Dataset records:
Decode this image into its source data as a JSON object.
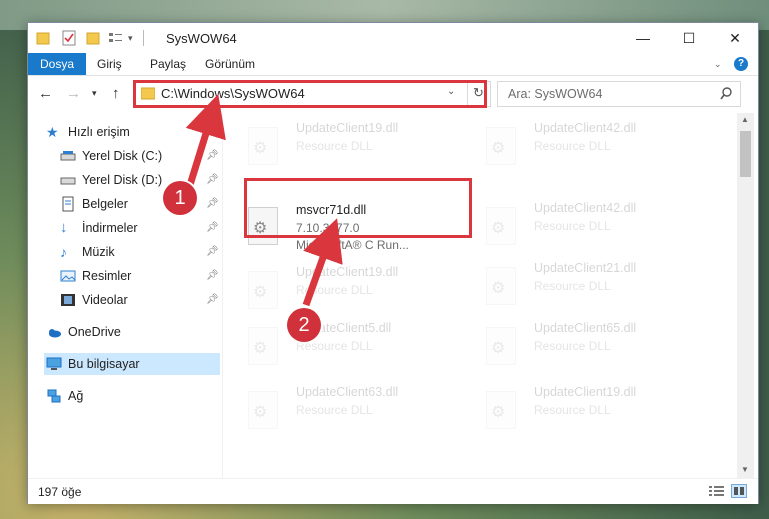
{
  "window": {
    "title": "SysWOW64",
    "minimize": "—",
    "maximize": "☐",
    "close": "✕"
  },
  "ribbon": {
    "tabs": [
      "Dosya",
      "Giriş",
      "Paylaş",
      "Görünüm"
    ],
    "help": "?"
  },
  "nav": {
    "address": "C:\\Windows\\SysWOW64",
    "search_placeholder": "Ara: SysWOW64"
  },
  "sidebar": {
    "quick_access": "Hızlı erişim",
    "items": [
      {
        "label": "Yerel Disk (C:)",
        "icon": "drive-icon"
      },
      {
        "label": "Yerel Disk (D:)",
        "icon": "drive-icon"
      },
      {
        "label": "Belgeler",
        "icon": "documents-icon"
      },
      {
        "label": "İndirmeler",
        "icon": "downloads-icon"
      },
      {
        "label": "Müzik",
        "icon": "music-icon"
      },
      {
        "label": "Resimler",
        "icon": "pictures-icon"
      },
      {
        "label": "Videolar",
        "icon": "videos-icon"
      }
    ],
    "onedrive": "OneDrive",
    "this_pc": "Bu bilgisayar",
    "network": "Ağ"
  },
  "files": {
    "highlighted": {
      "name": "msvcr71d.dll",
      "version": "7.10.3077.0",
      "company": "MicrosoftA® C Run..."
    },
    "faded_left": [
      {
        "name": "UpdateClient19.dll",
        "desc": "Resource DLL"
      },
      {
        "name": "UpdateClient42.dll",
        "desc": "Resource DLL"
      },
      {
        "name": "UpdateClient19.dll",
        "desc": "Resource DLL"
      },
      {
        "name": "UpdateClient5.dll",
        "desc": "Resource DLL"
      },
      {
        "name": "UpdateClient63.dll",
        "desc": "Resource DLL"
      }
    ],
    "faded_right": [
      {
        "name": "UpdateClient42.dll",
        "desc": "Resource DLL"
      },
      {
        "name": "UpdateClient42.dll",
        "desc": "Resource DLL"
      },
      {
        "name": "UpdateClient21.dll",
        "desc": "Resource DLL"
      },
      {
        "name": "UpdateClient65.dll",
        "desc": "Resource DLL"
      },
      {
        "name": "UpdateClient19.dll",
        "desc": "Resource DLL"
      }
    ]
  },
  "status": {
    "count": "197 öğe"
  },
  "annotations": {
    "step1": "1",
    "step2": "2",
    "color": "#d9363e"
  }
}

▶ _Stated exercise_:
Look through the data and show every line containing "Yerel".

▶ _Answer to the exercise_:
        "label": "Yerel Disk (C:)",
        "label": "Yerel Disk (D:)",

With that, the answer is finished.